> _JOB_:
Starting with the very first of the rows, copy each line out again character for character. End with the line that contains "x-tick-label: 18 [373, 1042, 397, 1067]", and include that line.
··· INPUT RECORDS
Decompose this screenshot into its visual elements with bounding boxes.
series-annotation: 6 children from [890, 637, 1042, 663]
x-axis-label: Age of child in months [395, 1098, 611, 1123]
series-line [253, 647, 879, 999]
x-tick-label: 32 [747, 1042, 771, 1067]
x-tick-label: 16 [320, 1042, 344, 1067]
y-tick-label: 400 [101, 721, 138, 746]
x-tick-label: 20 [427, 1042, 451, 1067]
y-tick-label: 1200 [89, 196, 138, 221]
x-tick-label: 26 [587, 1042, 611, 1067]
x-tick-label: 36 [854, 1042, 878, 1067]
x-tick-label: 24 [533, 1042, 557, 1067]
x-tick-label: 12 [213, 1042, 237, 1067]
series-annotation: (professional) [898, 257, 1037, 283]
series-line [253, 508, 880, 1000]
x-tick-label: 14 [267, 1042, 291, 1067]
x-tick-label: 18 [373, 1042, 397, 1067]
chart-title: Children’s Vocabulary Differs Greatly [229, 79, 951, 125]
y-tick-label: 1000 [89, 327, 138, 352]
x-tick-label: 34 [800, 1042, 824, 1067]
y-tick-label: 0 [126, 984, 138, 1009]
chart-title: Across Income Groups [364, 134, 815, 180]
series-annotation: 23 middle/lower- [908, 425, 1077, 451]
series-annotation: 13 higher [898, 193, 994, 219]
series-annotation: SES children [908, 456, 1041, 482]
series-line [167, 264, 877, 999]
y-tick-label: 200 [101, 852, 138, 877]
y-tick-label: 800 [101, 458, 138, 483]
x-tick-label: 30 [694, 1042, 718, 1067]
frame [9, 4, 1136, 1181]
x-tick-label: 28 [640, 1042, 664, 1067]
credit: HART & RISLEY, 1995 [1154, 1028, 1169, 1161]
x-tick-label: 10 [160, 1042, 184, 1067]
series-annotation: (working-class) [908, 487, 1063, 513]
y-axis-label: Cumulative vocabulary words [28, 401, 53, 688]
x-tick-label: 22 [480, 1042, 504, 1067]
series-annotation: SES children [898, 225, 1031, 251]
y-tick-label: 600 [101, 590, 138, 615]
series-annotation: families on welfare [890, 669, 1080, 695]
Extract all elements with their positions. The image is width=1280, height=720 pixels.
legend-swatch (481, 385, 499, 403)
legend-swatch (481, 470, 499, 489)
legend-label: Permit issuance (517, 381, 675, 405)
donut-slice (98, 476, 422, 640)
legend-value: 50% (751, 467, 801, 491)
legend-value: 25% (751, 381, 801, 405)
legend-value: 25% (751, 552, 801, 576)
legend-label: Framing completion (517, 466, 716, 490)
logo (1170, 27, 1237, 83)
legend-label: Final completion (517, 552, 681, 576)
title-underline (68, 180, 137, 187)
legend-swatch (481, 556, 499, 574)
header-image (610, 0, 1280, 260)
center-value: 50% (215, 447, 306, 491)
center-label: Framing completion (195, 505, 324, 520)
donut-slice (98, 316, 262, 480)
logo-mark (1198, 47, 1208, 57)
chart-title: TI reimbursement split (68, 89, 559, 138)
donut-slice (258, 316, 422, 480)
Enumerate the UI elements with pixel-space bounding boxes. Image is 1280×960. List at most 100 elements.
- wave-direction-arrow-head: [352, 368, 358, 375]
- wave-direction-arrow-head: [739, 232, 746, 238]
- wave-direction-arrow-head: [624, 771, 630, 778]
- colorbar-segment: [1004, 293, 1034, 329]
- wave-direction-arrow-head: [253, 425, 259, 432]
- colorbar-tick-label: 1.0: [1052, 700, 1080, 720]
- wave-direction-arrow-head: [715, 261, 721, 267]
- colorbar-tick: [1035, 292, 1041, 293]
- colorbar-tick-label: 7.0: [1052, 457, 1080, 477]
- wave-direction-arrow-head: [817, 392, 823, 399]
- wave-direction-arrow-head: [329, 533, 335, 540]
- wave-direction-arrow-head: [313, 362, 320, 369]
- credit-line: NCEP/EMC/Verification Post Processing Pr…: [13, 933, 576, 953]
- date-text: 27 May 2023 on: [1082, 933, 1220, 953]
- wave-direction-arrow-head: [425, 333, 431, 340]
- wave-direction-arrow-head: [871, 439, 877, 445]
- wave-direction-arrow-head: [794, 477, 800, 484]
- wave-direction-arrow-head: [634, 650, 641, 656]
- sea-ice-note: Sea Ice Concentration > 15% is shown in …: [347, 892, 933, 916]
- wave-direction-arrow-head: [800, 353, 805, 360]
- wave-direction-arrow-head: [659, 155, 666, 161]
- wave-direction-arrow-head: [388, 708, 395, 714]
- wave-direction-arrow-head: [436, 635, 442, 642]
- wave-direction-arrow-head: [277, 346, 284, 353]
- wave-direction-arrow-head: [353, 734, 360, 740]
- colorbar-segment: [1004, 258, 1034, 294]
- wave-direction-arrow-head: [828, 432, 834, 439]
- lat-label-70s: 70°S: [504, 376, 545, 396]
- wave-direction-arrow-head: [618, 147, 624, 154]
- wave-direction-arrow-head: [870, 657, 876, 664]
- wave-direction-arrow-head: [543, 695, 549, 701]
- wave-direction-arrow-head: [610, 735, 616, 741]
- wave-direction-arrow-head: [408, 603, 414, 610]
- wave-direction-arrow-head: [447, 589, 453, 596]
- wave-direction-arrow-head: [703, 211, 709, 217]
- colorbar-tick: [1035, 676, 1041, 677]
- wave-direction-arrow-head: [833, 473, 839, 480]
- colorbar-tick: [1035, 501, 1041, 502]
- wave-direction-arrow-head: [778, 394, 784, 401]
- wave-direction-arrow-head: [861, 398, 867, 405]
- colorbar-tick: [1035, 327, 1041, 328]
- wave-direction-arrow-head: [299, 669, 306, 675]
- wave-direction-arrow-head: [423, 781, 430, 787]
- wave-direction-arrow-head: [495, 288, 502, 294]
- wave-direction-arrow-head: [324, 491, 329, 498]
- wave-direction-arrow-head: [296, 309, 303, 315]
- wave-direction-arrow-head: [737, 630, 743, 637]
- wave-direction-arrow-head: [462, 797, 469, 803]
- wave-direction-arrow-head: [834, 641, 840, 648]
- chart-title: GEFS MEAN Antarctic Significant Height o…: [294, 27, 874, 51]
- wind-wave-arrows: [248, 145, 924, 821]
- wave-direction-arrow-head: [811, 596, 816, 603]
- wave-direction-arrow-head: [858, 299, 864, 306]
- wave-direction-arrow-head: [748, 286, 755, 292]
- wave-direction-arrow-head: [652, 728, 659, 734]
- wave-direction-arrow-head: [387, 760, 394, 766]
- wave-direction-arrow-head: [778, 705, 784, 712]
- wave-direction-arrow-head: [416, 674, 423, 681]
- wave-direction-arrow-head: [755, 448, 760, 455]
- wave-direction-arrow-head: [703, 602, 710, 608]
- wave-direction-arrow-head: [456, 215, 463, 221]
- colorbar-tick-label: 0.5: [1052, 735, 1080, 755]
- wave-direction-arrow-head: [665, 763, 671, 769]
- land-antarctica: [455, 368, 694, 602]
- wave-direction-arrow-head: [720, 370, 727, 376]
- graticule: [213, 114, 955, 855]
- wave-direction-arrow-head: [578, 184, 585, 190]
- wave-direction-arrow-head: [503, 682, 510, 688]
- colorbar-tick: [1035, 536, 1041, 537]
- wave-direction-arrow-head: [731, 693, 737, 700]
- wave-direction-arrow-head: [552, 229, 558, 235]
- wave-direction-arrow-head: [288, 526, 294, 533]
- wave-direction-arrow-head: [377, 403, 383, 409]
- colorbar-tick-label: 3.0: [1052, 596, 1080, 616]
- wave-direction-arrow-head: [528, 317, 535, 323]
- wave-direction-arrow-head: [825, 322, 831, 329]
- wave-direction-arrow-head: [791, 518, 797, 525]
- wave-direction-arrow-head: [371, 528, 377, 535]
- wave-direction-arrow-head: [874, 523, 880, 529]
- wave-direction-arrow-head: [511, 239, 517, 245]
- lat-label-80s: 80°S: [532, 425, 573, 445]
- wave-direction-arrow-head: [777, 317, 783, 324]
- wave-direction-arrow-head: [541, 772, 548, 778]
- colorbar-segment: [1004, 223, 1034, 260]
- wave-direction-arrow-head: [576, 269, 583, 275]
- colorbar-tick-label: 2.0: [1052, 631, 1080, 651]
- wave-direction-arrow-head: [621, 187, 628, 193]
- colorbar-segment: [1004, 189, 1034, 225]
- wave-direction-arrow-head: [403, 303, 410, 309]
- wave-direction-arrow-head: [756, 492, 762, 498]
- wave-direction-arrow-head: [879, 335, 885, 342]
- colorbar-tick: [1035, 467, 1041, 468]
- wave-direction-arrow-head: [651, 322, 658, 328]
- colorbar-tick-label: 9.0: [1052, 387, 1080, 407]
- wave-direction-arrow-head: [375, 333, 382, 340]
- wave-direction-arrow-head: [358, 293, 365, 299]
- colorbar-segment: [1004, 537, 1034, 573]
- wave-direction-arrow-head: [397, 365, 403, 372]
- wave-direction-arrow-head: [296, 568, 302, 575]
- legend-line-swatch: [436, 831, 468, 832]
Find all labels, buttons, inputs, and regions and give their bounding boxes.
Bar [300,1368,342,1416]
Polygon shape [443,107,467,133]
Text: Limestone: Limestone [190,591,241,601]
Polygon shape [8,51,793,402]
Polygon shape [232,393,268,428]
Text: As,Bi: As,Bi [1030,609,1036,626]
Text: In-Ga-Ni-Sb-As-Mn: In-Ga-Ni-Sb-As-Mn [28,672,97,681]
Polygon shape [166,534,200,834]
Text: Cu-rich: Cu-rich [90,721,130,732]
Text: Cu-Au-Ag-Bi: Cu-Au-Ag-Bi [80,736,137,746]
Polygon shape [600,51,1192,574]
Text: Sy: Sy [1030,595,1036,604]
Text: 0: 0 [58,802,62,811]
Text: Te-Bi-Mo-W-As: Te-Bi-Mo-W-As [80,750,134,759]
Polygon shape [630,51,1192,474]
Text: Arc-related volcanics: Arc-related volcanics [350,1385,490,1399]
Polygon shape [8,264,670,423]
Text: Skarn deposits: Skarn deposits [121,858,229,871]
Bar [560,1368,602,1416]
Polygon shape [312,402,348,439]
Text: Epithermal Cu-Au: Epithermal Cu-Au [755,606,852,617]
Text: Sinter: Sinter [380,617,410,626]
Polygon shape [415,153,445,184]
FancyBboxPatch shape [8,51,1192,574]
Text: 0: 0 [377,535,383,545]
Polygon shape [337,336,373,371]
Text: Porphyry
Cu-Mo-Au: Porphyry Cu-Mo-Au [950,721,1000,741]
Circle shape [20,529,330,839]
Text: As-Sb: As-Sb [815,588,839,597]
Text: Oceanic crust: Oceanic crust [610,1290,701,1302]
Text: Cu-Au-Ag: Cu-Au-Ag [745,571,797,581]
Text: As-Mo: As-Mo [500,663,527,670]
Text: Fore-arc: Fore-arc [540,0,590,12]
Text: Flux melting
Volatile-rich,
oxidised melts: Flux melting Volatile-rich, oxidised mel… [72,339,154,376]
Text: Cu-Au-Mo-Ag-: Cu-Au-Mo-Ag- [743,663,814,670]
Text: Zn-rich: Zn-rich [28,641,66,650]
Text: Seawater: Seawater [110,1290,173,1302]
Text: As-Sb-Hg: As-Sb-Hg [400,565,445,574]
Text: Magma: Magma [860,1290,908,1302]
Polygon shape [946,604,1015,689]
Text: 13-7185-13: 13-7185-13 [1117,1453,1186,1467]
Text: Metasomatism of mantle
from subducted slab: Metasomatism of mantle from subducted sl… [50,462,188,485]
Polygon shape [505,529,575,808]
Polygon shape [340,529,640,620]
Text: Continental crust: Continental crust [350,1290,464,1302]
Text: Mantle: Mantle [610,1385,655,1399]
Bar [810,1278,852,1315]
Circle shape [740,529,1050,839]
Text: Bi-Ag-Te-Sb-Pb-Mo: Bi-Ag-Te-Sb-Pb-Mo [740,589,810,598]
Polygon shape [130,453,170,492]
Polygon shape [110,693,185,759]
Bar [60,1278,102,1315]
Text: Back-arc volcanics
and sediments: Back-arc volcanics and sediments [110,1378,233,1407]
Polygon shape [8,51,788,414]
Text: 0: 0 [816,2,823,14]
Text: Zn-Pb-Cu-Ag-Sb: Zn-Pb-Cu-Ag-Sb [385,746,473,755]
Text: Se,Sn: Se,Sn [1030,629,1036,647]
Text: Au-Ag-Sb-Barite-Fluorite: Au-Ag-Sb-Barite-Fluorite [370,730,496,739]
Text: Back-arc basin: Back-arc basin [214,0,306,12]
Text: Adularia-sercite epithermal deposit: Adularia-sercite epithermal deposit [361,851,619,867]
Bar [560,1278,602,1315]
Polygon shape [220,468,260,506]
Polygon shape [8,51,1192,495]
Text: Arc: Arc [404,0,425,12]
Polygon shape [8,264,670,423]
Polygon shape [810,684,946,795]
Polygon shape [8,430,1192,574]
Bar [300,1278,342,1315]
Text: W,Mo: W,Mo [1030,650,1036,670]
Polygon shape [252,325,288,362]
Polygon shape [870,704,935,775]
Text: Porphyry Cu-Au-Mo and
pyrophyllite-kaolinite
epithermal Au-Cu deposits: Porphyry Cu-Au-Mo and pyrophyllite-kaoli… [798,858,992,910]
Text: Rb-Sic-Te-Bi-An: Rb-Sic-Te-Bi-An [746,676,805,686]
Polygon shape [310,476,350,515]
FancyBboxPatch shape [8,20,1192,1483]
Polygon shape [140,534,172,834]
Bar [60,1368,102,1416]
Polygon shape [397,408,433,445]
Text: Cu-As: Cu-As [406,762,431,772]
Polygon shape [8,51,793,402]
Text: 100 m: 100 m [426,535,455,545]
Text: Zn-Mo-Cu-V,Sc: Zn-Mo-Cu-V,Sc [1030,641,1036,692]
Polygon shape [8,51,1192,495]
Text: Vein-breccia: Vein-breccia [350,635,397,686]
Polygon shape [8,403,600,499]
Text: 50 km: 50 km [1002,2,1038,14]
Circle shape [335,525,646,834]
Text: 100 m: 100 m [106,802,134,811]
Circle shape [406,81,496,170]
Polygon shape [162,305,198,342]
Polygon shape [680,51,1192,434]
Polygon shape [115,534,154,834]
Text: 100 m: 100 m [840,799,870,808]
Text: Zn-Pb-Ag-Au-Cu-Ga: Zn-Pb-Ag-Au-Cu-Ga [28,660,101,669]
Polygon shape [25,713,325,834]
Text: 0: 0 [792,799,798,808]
······
> _RESULT OF THIS EXERCISE_:
Decompose this screenshot into its visual elements with bounding boxes.
series-annotation: 6 children from [890, 637, 1042, 663]
x-axis-label: Age of child in months [395, 1098, 611, 1123]
series-line [253, 647, 879, 999]
x-tick-label: 32 [747, 1042, 771, 1067]
x-tick-label: 16 [320, 1042, 344, 1067]
y-tick-label: 400 [101, 721, 138, 746]
x-tick-label: 20 [427, 1042, 451, 1067]
y-tick-label: 1200 [89, 196, 138, 221]
x-tick-label: 26 [587, 1042, 611, 1067]
x-tick-label: 36 [854, 1042, 878, 1067]
x-tick-label: 24 [533, 1042, 557, 1067]
x-tick-label: 12 [213, 1042, 237, 1067]
series-annotation: (professional) [898, 257, 1037, 283]
series-line [253, 508, 880, 1000]
x-tick-label: 14 [267, 1042, 291, 1067]
x-tick-label: 18 [373, 1042, 397, 1067]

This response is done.